■ **Consigne**
Citez fidèlement le passage de l'article sur la Halde qui va de « Outre offrir des » jusqu'à « nos dirigeants. Démonstration. » inclus.

─── Texte source

La fausse lutte contre les discriminations du gouvernement

La fausse lutte contre les discriminations du gouvernement

Lundi, 02 Novembre 2009 12:00
  
Arrêt sur Images
 a passé au crible les neufs pages d’un dossier spécial du Point intitulé« Diversité, le nouvel impératif ». Affligeant !

Outre offrir des espaces publicitaires à des entreprises qui prétendent lutter contre la discrimination, Le Point se contente d’effleurer le bilan de la HALDE et les actions du gouvernement… Un mauvais travail de journaliste qui ne vise qu’à servir la soupe à nos dirigeants. Démonstration.

[…] Discriminations : des dossiers traités à la Halde et à la va-vite ?

Contrairement à ce que laisse entendre le dossier du Point, le bilan de la Halde est beaucoup plus contrasté et son action très critiquée. Ainsi, dans les dossiers du Canard Enchaîné publiés le 7 octobre 2009, on apprend par exemple que « les 7.788 réclamations enregistrées en 2008, selon son dernier rapport, n’ont abouti qu’à 64 réclamations pénales, 42 médiations et 299 recommandations adressées au gouvernement ». Un bilan assez maigre, proportionnel aux moyens qui lui sont alloués : « La Haute Autorité a beau être de plus en plus sollicitée, ses effectifs et son budget, eux, n’ont jamais vraiment décollé. Celui-ci a péniblement atteint en 2009 les 11,83 millions d’euros. Conséquence, concède la Halde : « Un certain nombre d’études ont été reportées. Et le rythme de mise en place des correspondants (ils étaient 112 au 31 Août) a été ralenti ». Des relais pourtant… « bénévoles », et censés tenir « 123 permanences dans 22 régions, à hauteur d’une demi-journée par semaine ».

La Halde est l’instance de ce type « la plus faible d’Europe ». Il n’y a que 82 salariés et 10 stagiaires. Des effectifs pas vraiment à la hauteur de cette autorité Haute : « Trois fois moins peuplée, la Belgique disposait par exemple en 2005 d’une structure équivalente forte d’une centaine de salariés et de 18 permanences décentralisées ».

Par ailleurs, le peu de moyens alloués à la Halde est manifestement mal utilisé. « Un rapport de la sénatrice socialiste Nicole Bricq, rendu public au début du mois de juillet » a critiqué le coût exorbitant du bâtiment qui abrite les bureaux de la Halde : « Avec une surface utile brute de 2.926m², la Halde s’acquitte chaque année d’un exorbitant loyer de 1,855 million d’euros, charges comprises, soit l’équivalent d’un peu moins de 20% de son budget. « C’est un bail de neuf ans ferme conclu en 2005. Il se termine le 12 janvier 2014 », précise la sénatrice. Du côté de la Halde, un peu gêné, on précise qu’une « renégociation est en cours » avec le propriétaire Unibail, l’un des plus gros bailleurs du marché parisien ».

──────
─── Données fournies

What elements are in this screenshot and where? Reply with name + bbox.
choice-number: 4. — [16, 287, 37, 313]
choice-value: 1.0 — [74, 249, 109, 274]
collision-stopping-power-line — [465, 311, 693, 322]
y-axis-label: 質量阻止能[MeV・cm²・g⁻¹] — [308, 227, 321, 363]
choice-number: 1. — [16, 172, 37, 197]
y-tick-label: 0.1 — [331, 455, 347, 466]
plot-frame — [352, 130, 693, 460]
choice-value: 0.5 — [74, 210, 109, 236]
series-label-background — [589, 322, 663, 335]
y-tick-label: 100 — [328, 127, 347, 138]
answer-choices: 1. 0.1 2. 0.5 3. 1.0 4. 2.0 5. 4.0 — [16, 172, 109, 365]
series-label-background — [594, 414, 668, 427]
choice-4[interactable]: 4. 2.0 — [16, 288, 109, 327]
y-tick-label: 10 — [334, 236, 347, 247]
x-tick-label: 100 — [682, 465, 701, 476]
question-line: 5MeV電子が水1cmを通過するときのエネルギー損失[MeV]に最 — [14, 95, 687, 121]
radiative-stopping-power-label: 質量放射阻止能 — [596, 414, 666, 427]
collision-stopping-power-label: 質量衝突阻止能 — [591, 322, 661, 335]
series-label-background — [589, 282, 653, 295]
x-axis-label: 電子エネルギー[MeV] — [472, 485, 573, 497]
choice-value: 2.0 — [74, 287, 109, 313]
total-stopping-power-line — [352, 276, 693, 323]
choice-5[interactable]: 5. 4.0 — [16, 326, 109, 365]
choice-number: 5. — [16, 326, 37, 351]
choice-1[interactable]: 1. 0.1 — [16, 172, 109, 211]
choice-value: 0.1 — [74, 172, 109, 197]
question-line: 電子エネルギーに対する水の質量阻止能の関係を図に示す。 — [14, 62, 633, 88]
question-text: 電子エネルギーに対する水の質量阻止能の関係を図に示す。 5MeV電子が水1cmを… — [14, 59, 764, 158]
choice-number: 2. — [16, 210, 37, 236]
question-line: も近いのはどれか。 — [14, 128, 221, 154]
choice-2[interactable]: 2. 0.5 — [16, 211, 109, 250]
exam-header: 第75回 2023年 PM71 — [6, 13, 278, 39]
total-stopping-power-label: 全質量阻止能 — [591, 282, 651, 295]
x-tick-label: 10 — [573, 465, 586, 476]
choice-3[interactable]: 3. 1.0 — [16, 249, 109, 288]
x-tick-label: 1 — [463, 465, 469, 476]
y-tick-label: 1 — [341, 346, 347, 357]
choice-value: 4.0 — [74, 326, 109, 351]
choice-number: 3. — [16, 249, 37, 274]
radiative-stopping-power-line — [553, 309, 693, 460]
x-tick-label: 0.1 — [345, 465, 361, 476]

──────

■ **Réponse**
Outre offrir des espaces publicitaires à des entreprises qui prétendent lutter contre la discrimination, Le Point se contente d’effleurer le bilan de la HALDE et les actions du gouvernement… Un mauvais travail de journaliste qui ne vise qu’à servir la soupe à nos dirigeants. Démonstration.